## Task description
Among the entries below, find the lines with "phone" and copy them.

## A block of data
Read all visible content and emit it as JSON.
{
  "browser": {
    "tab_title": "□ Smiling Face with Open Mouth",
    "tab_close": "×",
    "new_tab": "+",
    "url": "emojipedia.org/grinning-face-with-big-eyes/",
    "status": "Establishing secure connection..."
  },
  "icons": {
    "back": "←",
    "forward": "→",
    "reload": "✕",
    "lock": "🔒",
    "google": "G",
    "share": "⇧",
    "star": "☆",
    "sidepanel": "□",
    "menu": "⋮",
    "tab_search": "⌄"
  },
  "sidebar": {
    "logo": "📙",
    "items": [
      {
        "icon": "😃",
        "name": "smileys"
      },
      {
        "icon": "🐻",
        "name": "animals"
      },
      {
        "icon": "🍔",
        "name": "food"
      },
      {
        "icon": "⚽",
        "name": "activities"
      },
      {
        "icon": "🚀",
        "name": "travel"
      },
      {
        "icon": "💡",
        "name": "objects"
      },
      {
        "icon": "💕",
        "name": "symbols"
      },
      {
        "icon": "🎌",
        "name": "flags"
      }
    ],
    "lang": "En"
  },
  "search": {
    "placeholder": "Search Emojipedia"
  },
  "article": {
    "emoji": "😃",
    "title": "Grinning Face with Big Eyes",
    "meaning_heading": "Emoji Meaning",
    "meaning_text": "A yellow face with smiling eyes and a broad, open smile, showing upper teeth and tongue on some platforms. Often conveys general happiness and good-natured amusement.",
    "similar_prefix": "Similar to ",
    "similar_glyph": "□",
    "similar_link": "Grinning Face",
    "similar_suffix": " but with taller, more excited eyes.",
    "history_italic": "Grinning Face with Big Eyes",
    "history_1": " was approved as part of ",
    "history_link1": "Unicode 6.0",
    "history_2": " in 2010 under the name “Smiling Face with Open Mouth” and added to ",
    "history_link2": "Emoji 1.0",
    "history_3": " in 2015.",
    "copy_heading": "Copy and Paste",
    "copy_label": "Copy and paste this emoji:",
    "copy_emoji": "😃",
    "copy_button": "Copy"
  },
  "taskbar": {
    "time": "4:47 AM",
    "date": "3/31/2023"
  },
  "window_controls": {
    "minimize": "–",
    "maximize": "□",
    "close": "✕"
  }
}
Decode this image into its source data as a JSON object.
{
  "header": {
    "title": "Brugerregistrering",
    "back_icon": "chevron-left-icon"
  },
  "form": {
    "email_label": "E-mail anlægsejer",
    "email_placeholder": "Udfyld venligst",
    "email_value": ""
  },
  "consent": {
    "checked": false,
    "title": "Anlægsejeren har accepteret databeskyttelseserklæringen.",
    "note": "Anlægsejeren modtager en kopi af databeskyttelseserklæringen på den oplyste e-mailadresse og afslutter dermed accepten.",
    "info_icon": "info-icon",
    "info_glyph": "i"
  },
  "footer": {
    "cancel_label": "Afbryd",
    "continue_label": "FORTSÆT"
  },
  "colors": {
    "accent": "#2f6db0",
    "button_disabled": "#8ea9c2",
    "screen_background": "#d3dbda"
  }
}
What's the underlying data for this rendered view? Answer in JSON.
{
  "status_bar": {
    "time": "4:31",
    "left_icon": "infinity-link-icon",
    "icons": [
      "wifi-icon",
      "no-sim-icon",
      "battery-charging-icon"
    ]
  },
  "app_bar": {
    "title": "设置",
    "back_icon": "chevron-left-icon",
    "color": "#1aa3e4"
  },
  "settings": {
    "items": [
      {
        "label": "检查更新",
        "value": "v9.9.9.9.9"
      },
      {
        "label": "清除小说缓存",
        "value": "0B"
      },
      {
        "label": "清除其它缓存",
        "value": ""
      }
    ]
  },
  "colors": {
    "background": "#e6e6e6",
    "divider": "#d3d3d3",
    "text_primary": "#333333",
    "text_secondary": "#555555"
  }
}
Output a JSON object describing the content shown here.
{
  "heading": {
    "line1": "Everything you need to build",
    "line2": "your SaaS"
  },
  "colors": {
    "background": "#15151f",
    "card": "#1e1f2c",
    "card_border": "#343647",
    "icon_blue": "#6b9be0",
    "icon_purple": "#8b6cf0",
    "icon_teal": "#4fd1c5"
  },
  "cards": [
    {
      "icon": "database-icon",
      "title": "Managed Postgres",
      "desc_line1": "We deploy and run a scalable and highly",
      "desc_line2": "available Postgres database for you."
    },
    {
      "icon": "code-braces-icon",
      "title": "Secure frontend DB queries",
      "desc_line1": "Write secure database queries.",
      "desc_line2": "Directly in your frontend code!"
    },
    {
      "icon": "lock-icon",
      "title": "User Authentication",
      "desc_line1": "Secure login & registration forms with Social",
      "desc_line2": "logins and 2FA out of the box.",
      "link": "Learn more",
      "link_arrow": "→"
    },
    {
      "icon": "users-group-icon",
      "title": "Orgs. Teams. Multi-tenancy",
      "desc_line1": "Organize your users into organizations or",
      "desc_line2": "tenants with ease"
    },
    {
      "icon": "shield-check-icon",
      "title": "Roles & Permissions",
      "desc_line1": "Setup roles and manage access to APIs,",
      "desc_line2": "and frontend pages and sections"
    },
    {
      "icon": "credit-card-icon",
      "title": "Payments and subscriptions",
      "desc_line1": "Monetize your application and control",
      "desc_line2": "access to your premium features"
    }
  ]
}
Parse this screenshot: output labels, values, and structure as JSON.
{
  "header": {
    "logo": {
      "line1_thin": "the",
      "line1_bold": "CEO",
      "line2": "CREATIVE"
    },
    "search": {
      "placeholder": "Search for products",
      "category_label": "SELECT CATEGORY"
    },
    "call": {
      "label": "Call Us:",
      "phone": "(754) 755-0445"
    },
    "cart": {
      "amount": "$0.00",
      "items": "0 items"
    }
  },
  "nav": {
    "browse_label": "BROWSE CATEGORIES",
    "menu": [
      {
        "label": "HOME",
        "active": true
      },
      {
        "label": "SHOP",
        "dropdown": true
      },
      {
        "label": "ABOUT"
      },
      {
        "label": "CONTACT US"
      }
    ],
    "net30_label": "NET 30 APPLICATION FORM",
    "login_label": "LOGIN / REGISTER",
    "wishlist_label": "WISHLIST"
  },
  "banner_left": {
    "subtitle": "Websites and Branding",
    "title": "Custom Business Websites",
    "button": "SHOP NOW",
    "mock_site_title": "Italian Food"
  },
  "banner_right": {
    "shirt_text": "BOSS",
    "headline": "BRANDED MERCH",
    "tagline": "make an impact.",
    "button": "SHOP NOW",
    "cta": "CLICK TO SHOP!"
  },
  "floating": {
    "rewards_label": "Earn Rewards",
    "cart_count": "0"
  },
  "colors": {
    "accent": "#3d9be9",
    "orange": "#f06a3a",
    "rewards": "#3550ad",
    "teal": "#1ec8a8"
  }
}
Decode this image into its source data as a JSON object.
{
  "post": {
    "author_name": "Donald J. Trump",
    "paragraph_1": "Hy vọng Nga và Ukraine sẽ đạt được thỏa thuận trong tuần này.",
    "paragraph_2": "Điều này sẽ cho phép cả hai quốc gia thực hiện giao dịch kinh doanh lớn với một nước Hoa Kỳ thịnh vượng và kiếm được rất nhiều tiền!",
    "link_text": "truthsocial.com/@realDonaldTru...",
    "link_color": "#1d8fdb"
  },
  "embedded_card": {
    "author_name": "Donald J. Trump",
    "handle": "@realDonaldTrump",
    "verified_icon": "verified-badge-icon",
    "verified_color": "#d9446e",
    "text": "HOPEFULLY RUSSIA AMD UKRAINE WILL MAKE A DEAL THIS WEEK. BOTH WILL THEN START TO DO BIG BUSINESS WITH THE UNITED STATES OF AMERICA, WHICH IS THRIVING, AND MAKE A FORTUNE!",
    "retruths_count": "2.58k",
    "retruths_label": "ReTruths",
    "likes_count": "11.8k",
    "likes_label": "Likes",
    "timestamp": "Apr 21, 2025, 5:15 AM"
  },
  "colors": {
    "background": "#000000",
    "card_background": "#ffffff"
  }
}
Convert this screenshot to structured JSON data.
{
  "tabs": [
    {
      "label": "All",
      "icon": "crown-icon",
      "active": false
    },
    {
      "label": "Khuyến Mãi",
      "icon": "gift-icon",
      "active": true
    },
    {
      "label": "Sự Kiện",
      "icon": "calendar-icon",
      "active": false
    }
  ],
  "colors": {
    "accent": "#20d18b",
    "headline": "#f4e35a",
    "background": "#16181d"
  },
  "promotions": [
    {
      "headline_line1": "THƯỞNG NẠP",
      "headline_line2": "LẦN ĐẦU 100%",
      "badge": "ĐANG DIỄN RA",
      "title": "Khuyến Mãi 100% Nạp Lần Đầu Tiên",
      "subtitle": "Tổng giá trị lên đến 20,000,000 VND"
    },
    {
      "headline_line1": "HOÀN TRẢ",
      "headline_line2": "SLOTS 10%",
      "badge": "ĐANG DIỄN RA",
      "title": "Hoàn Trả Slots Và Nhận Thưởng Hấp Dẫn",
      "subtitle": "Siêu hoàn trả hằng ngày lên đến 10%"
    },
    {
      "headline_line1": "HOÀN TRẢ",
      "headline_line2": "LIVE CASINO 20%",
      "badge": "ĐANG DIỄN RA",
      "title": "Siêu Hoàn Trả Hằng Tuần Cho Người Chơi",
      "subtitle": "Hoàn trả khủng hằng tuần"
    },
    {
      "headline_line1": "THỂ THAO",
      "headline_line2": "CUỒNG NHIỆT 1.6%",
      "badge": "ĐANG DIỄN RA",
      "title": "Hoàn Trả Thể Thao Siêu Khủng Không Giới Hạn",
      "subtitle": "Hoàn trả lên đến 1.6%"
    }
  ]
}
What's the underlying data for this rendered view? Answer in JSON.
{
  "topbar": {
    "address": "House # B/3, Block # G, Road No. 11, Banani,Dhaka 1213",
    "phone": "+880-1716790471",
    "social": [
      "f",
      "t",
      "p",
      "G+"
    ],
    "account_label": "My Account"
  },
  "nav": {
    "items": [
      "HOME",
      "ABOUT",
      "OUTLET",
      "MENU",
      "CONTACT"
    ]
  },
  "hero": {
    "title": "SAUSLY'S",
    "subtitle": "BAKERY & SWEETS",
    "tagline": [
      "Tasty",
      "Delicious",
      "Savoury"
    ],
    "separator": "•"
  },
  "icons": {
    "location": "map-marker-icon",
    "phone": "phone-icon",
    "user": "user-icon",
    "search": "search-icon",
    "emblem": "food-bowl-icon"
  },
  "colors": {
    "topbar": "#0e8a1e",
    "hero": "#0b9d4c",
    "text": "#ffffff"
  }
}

## Response to this task
      "phone": "(754) 755-0445"
    "phone": "+880-1716790471",
    "phone": "phone-icon",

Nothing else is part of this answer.